┌─ EXTRACTED DATA

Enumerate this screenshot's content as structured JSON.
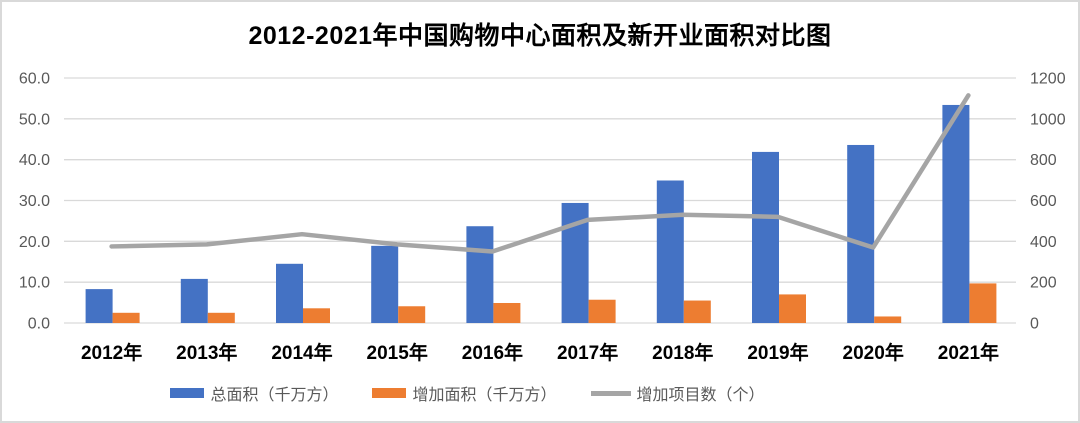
{
  "chart_data": {
    "type": "combo",
    "title": "2012-2021年中国购物中心面积及新开业面积对比图",
    "categories": [
      "2012年",
      "2013年",
      "2014年",
      "2015年",
      "2016年",
      "2017年",
      "2018年",
      "2019年",
      "2020年",
      "2021年"
    ],
    "series": [
      {
        "name": "总面积（千万方）",
        "type": "bar",
        "axis": "left",
        "color": "#4472C4",
        "values": [
          8.3,
          10.8,
          14.5,
          18.9,
          23.7,
          29.4,
          34.9,
          41.9,
          43.6,
          53.4
        ]
      },
      {
        "name": "增加面积（千万方）",
        "type": "bar",
        "axis": "left",
        "color": "#ED7D31",
        "values": [
          2.5,
          2.5,
          3.6,
          4.1,
          4.9,
          5.7,
          5.5,
          7.0,
          1.6,
          9.7
        ]
      },
      {
        "name": "增加项目数（个）",
        "type": "line",
        "axis": "right",
        "color": "#A5A5A5",
        "values": [
          375,
          385,
          435,
          385,
          350,
          505,
          530,
          520,
          370,
          1115
        ]
      }
    ],
    "axis_left": {
      "min": 0,
      "max": 60,
      "ticks": [
        "0.0",
        "10.0",
        "20.0",
        "30.0",
        "40.0",
        "50.0",
        "60.0"
      ]
    },
    "axis_right": {
      "min": 0,
      "max": 1200,
      "ticks": [
        "0",
        "200",
        "400",
        "600",
        "800",
        "1000",
        "1200"
      ]
    },
    "grid": true,
    "legend_position": "bottom"
  },
  "colors": {
    "background": "#FFFFFF",
    "frame_border": "#D9D9D9",
    "gridline": "#D9D9D9",
    "axis_text": "#595959",
    "category_text": "#000000",
    "title_text": "#000000"
  }
}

└─

_WHAT THE TASK ASKS_
Transcribe all of the material exactly, leaving out whatever pictures it contains.

_SOLVED PROBLEM_
Enumerate this screenshot's content as structured JSON.
{
  "chart_data": {
    "type": "combo",
    "title": "2012-2021年中国购物中心面积及新开业面积对比图",
    "categories": [
      "2012年",
      "2013年",
      "2014年",
      "2015年",
      "2016年",
      "2017年",
      "2018年",
      "2019年",
      "2020年",
      "2021年"
    ],
    "series": [
      {
        "name": "总面积（千万方）",
        "type": "bar",
        "axis": "left",
        "color": "#4472C4",
        "values": [
          8.3,
          10.8,
          14.5,
          18.9,
          23.7,
          29.4,
          34.9,
          41.9,
          43.6,
          53.4
        ]
      },
      {
        "name": "增加面积（千万方）",
        "type": "bar",
        "axis": "left",
        "color": "#ED7D31",
        "values": [
          2.5,
          2.5,
          3.6,
          4.1,
          4.9,
          5.7,
          5.5,
          7.0,
          1.6,
          9.7
        ]
      },
      {
        "name": "增加项目数（个）",
        "type": "line",
        "axis": "right",
        "color": "#A5A5A5",
        "values": [
          375,
          385,
          435,
          385,
          350,
          505,
          530,
          520,
          370,
          1115
        ]
      }
    ],
    "axis_left": {
      "min": 0,
      "max": 60,
      "ticks": [
        "0.0",
        "10.0",
        "20.0",
        "30.0",
        "40.0",
        "50.0",
        "60.0"
      ]
    },
    "axis_right": {
      "min": 0,
      "max": 1200,
      "ticks": [
        "0",
        "200",
        "400",
        "600",
        "800",
        "1000",
        "1200"
      ]
    },
    "grid": true,
    "legend_position": "bottom"
  },
  "colors": {
    "background": "#FFFFFF",
    "frame_border": "#D9D9D9",
    "gridline": "#D9D9D9",
    "axis_text": "#595959",
    "category_text": "#000000",
    "title_text": "#000000"
  }
}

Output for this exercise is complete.